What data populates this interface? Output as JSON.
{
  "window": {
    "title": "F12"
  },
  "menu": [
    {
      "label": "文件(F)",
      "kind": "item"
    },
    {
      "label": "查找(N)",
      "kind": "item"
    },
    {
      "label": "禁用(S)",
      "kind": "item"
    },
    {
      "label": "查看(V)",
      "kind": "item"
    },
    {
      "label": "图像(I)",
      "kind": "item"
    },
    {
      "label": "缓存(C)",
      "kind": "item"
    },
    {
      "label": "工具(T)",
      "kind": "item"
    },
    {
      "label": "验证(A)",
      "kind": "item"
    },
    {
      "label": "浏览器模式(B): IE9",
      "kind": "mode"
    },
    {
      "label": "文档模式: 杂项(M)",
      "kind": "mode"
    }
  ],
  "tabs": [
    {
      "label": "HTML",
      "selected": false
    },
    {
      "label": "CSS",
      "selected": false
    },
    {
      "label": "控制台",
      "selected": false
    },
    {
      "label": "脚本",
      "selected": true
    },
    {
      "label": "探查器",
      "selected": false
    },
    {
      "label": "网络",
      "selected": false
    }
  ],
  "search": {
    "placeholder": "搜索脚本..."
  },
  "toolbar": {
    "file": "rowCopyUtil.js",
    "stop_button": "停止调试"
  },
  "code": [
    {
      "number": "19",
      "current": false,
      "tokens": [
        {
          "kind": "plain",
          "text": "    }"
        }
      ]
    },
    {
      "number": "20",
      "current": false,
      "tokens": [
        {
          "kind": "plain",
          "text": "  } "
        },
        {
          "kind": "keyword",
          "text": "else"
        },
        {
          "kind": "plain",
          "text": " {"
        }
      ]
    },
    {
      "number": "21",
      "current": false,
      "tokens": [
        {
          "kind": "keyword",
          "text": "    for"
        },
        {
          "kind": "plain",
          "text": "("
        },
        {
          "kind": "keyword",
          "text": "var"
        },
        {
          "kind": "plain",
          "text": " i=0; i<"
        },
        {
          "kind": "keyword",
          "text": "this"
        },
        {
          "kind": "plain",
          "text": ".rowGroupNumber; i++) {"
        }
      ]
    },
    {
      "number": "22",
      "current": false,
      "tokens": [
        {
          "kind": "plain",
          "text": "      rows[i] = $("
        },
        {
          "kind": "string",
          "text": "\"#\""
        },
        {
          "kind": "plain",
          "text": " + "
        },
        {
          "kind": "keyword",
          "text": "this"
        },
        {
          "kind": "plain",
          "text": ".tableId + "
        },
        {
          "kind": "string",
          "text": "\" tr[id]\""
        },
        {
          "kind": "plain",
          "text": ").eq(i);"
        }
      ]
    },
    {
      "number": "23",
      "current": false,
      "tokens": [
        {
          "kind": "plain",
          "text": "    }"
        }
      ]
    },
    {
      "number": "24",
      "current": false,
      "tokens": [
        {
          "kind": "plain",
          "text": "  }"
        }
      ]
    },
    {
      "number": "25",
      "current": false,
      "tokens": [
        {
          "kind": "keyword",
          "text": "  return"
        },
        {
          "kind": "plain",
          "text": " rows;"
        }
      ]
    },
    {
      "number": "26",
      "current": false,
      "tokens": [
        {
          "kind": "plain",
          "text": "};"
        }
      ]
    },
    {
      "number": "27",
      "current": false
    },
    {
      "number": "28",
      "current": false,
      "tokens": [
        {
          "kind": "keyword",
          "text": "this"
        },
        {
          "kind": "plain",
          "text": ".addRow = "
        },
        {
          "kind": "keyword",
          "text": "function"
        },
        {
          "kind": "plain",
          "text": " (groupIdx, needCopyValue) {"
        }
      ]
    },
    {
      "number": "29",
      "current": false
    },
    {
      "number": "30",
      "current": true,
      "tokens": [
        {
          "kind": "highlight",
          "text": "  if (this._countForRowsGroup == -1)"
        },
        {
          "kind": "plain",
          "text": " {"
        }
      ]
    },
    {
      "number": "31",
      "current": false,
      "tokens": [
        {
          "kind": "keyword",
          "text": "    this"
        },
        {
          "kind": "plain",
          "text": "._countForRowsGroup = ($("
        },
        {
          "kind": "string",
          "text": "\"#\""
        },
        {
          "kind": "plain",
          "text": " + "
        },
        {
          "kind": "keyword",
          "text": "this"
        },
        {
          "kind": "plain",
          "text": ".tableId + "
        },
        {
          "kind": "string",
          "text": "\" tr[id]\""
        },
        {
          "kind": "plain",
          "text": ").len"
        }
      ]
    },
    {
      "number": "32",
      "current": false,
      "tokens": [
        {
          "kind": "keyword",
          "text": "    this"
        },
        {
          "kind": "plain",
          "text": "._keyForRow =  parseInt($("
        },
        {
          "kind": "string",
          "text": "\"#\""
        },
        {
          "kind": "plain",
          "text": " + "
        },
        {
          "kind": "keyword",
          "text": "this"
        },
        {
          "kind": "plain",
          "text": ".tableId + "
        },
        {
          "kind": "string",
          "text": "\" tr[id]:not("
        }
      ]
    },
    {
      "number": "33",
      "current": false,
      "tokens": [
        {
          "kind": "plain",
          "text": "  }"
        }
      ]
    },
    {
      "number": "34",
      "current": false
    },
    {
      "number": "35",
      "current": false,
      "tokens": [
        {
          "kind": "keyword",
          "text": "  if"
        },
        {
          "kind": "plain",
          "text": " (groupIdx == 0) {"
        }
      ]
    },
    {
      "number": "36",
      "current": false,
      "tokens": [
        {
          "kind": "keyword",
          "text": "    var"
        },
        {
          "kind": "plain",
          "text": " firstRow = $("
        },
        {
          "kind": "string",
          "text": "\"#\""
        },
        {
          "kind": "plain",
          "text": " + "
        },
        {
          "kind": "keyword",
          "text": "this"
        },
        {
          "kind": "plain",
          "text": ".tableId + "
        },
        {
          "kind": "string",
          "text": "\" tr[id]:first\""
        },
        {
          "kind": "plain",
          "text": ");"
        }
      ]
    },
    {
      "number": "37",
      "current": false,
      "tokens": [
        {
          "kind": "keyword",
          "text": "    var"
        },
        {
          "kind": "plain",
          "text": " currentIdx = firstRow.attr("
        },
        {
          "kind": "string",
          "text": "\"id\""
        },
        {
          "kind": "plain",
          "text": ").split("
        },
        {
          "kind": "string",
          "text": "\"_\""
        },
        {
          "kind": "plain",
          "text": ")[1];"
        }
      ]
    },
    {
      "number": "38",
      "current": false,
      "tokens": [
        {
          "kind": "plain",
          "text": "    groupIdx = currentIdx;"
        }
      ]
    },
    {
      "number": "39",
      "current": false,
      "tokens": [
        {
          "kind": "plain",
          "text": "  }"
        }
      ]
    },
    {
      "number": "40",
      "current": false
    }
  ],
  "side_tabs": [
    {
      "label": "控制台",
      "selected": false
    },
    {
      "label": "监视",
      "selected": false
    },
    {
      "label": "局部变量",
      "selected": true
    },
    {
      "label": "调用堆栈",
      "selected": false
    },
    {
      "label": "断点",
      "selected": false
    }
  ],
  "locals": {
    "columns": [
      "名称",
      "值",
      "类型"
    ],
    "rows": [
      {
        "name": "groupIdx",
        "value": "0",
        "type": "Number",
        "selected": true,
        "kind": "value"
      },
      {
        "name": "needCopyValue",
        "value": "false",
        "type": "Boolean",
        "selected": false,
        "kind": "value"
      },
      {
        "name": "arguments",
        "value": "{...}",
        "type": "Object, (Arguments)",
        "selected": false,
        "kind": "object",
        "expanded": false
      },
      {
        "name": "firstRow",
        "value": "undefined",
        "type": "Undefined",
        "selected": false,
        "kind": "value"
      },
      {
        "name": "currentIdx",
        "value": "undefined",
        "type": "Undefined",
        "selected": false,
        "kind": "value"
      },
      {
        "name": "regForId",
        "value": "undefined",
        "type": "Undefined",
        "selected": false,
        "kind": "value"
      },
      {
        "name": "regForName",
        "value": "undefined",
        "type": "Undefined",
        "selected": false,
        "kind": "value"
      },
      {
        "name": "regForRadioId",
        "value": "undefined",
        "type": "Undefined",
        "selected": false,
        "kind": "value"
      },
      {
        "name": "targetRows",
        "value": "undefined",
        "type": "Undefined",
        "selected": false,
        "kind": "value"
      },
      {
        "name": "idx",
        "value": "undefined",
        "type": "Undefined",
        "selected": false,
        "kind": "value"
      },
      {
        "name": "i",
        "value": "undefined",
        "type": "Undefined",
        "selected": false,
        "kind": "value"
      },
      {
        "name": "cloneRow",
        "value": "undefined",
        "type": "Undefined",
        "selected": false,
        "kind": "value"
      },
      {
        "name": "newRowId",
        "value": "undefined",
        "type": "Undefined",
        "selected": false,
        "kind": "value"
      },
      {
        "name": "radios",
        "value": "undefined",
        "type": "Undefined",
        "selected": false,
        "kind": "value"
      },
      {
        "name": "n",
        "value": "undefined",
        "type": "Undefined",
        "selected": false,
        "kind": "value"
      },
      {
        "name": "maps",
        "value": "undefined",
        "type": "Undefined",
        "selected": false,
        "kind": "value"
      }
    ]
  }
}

## Short exercise:
Go through the records and copy each line with "currentIdx" in it.

## Exercise answer:
          "text": " currentIdx = firstRow.attr("
          "text": "    groupIdx = currentIdx;"
        "name": "currentIdx",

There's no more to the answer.